RECORD EXTRACTS:

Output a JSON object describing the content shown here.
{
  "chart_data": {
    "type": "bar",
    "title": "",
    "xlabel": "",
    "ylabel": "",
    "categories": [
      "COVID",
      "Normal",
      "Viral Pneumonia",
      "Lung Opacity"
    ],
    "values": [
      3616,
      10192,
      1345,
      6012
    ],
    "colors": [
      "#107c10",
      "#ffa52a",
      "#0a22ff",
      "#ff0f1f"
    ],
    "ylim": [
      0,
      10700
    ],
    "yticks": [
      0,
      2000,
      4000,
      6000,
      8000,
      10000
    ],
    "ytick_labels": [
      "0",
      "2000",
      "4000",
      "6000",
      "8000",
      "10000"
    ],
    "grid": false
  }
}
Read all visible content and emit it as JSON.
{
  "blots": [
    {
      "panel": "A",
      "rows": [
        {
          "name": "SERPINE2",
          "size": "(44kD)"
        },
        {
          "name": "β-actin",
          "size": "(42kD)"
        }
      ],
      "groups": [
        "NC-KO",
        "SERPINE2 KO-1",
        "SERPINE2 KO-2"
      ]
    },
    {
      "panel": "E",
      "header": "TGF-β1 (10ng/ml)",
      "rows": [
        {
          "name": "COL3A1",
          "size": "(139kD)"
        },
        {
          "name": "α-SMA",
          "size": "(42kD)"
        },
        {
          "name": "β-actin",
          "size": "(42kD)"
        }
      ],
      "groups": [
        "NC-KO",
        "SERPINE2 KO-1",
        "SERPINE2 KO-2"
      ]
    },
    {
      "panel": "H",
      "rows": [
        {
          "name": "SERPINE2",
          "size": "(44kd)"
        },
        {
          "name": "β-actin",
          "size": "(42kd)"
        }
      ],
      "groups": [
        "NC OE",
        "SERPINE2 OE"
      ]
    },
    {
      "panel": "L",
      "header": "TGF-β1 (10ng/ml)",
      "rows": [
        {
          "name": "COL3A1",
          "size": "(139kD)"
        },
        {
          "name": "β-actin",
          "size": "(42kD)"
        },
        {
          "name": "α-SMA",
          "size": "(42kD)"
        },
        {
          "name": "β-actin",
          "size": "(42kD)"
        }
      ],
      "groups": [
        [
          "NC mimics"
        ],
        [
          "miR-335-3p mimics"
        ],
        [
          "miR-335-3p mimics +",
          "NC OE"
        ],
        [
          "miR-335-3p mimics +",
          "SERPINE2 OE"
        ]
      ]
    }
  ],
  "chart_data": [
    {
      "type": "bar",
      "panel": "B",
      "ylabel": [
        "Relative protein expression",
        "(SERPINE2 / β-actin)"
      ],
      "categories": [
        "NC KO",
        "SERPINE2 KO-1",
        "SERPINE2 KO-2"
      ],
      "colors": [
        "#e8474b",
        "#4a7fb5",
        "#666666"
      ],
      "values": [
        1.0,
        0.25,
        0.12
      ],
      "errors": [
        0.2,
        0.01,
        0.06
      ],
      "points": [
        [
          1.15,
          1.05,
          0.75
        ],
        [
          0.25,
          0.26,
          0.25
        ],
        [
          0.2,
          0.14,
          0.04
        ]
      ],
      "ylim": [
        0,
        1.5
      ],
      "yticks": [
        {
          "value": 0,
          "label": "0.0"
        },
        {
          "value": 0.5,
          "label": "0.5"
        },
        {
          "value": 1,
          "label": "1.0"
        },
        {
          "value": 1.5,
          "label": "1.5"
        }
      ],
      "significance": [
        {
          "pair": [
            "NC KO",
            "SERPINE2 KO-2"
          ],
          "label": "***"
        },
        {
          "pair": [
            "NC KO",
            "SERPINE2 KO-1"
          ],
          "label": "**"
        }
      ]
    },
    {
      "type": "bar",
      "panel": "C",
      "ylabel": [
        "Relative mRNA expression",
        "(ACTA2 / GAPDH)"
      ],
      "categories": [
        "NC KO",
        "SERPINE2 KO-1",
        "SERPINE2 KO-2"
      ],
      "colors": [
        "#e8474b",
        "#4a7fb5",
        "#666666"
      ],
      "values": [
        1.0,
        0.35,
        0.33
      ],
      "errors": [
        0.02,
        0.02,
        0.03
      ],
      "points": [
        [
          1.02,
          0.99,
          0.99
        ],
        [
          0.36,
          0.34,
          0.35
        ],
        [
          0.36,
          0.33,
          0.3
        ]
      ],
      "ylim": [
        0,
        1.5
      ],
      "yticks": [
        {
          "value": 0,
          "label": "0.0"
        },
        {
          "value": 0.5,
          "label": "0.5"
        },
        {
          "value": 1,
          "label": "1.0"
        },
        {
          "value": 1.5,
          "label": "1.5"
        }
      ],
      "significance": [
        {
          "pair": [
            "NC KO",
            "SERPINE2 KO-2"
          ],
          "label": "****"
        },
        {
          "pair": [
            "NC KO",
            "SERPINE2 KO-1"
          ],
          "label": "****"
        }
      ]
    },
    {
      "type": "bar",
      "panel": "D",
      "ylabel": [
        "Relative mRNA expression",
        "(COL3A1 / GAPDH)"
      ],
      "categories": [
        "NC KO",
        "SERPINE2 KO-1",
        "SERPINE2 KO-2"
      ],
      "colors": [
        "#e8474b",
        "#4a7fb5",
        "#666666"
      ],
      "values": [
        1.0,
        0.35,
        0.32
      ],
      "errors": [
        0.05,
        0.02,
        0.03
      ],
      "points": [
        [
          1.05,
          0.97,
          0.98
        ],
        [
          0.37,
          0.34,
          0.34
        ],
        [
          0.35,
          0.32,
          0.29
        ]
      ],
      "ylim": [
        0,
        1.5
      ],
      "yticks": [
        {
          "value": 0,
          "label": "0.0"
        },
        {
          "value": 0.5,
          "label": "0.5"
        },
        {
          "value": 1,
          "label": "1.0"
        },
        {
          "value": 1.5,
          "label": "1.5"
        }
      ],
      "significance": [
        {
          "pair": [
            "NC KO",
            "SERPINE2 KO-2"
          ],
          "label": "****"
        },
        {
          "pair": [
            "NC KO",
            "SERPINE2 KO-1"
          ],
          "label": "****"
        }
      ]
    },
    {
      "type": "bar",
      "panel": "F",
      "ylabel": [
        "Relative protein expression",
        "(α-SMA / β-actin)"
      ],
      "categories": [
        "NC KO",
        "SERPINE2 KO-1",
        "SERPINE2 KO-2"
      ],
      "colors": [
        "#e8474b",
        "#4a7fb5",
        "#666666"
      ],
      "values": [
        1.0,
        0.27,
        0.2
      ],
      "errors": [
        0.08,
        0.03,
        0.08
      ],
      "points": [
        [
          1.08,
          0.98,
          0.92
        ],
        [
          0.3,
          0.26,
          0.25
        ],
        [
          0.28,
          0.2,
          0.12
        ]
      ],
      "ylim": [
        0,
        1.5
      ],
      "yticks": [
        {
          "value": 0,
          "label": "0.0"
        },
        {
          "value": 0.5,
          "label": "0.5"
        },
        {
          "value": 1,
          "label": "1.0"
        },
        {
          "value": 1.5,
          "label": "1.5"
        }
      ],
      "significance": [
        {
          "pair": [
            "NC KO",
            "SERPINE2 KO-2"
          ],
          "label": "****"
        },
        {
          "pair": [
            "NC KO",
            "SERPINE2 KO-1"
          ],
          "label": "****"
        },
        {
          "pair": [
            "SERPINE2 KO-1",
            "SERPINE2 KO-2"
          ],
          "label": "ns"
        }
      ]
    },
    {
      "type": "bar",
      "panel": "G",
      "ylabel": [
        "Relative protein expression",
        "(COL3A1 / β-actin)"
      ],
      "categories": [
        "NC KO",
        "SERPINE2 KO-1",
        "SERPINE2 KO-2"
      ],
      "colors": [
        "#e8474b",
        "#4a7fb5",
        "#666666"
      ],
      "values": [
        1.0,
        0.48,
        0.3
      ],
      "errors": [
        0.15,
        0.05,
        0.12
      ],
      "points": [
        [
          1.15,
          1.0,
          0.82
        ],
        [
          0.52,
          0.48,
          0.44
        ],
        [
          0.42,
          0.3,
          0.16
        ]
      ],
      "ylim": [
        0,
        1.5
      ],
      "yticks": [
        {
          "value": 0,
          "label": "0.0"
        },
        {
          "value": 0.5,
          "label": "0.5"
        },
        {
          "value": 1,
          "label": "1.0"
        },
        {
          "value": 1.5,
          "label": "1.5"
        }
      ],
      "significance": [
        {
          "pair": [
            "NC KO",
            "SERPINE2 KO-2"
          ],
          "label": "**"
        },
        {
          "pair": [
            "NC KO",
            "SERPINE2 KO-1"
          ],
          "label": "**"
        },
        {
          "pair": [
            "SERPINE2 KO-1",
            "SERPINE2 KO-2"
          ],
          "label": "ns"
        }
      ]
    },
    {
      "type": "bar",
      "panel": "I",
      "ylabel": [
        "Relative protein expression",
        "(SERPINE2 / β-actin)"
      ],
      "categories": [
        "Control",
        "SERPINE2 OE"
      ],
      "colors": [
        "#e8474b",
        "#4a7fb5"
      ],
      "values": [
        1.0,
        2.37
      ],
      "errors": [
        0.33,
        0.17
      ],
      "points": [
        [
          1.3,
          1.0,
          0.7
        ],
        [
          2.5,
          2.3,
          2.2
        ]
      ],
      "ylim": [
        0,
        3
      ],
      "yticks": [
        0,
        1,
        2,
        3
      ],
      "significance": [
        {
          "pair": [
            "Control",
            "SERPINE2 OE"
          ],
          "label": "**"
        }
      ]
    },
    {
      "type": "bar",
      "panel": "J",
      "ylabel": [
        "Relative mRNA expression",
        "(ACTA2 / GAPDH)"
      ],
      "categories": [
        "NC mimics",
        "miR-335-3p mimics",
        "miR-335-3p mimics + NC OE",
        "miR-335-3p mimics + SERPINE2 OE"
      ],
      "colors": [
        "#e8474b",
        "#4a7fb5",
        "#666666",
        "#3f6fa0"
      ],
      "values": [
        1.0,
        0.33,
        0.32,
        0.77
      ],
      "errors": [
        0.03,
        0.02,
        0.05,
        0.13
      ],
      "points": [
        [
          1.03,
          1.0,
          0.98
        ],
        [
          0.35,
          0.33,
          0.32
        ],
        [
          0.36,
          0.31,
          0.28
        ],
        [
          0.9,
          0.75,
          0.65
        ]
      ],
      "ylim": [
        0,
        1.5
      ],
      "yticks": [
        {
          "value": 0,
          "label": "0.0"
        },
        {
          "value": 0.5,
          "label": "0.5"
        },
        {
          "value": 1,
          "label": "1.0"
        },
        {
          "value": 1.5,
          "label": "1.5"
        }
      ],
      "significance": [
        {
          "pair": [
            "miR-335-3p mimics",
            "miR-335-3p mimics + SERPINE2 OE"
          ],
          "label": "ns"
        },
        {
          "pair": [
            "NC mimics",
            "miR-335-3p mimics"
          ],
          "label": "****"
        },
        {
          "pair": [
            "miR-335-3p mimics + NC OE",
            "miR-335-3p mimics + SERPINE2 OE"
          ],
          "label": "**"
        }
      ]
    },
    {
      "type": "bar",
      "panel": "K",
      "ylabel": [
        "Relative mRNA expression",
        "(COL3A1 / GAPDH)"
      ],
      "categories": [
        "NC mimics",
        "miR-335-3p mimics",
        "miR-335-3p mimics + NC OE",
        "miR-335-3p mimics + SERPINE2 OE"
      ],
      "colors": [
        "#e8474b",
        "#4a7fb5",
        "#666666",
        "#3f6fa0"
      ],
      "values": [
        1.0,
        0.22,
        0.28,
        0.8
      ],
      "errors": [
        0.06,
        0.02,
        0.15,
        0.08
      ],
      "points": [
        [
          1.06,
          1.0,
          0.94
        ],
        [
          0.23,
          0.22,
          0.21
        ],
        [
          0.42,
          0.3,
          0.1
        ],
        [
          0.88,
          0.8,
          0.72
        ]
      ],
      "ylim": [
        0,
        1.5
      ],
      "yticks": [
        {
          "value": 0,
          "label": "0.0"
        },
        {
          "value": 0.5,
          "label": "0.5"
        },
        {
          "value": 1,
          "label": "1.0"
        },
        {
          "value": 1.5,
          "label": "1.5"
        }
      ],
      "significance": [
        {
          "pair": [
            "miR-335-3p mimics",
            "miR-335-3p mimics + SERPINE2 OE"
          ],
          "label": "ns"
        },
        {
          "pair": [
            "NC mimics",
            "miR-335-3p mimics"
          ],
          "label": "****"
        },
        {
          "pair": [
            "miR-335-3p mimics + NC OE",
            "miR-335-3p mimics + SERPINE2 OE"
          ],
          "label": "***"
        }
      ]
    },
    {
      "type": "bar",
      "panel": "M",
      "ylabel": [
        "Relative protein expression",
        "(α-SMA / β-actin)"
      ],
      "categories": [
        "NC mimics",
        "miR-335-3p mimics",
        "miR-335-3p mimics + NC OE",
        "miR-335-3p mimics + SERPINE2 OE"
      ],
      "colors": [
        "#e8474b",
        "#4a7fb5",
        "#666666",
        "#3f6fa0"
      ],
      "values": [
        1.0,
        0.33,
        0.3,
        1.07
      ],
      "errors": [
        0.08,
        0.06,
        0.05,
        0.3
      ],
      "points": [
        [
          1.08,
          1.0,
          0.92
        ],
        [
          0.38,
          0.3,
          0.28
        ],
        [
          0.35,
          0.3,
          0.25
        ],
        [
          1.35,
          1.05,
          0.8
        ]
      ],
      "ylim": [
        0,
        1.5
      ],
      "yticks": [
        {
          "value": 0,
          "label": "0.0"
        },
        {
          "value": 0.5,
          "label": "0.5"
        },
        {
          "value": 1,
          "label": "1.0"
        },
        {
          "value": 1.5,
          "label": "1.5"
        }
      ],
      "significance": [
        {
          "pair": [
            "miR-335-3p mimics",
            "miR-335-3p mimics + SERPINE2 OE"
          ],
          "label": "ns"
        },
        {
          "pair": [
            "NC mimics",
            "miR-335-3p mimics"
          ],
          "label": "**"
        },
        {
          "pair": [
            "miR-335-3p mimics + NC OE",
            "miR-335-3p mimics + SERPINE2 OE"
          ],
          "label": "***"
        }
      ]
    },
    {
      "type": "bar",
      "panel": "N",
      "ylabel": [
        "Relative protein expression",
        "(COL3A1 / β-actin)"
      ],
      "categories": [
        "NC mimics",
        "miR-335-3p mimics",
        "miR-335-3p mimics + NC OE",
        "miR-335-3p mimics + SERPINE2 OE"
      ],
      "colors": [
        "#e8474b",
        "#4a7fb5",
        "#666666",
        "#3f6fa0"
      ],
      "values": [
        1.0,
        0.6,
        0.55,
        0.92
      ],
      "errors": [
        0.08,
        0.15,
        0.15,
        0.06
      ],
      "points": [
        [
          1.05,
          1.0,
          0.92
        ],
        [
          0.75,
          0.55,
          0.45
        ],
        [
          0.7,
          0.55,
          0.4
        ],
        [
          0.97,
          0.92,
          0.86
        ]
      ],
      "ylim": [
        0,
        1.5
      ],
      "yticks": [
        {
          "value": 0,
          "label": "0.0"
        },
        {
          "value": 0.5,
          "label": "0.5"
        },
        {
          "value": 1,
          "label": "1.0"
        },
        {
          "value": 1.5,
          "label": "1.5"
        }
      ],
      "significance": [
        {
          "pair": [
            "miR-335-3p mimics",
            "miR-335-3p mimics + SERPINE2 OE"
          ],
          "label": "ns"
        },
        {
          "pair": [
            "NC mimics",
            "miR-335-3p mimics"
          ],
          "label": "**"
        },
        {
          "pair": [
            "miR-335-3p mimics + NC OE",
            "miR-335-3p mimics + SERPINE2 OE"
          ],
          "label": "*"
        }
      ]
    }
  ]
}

WHAT TO WORK ON: A single figure, please: the number of lines in the data that hold the string "content".

SOLUTION FOR THIS EXERCISE: 2